▸ STATED EXERCISE
Exactly repeat the full listing that follows.

— Start MATERIAL TO PROCESS —

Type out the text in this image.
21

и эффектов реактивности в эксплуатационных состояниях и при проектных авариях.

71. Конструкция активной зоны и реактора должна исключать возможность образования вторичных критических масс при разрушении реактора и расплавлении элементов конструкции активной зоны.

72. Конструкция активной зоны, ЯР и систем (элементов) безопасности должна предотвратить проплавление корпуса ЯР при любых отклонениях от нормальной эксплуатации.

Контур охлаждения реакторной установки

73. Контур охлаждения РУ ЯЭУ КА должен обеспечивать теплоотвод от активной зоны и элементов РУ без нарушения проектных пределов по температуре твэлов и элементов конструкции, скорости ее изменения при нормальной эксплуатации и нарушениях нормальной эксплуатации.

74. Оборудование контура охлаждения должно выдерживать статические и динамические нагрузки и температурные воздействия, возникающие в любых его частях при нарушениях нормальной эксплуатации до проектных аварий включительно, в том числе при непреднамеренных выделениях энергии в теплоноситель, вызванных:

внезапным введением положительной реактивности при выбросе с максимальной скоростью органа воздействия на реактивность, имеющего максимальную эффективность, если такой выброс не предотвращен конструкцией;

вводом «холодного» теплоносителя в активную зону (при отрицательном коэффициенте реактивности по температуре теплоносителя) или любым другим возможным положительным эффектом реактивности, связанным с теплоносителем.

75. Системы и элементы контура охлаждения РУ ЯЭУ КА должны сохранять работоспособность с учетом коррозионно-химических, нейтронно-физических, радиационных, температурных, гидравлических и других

— End MATERIAL TO PROCESS —

▸ CORRECT OUTPUT
Type out the text in this image.
21

и эффектов реактивности в эксплуатационных состояниях и при проектных авариях.

71. Конструкция активной зоны и реактора должна исключать возможность образования вторичных критических масс при разрушении реактора и расплавлении элементов конструкции активной зоны.

72. Конструкция активной зоны, ЯР и систем (элементов) безопасности должна предотвратить проплавление корпуса ЯР при любых отклонениях от нормальной эксплуатации.

Контур охлаждения реакторной установки

73. Контур охлаждения РУ ЯЭУ КА должен обеспечивать теплоотвод от активной зоны и элементов РУ без нарушения проектных пределов по температуре твэлов и элементов конструкции, скорости ее изменения при нормальной эксплуатации и нарушениях нормальной эксплуатации.

74. Оборудование контура охлаждения должно выдерживать статические и динамические нагрузки и температурные воздействия, возникающие в любых его частях при нарушениях нормальной эксплуатации до проектных аварий включительно, в том числе при непреднамеренных выделениях энергии в теплоноситель, вызванных:

внезапным введением положительной реактивности при выбросе с максимальной скоростью органа воздействия на реактивность, имеющего максимальную эффективность, если такой выброс не предотвращен конструкцией;

вводом «холодного» теплоносителя в активную зону (при отрицательном коэффициенте реактивности по температуре теплоносителя) или любым другим возможным положительным эффектом реактивности, связанным с теплоносителем.

75. Системы и элементы контура охлаждения РУ ЯЭУ КА должны сохранять работоспособность с учетом коррозионно-химических, нейтронно-физических, радиационных, температурных, гидравлических и других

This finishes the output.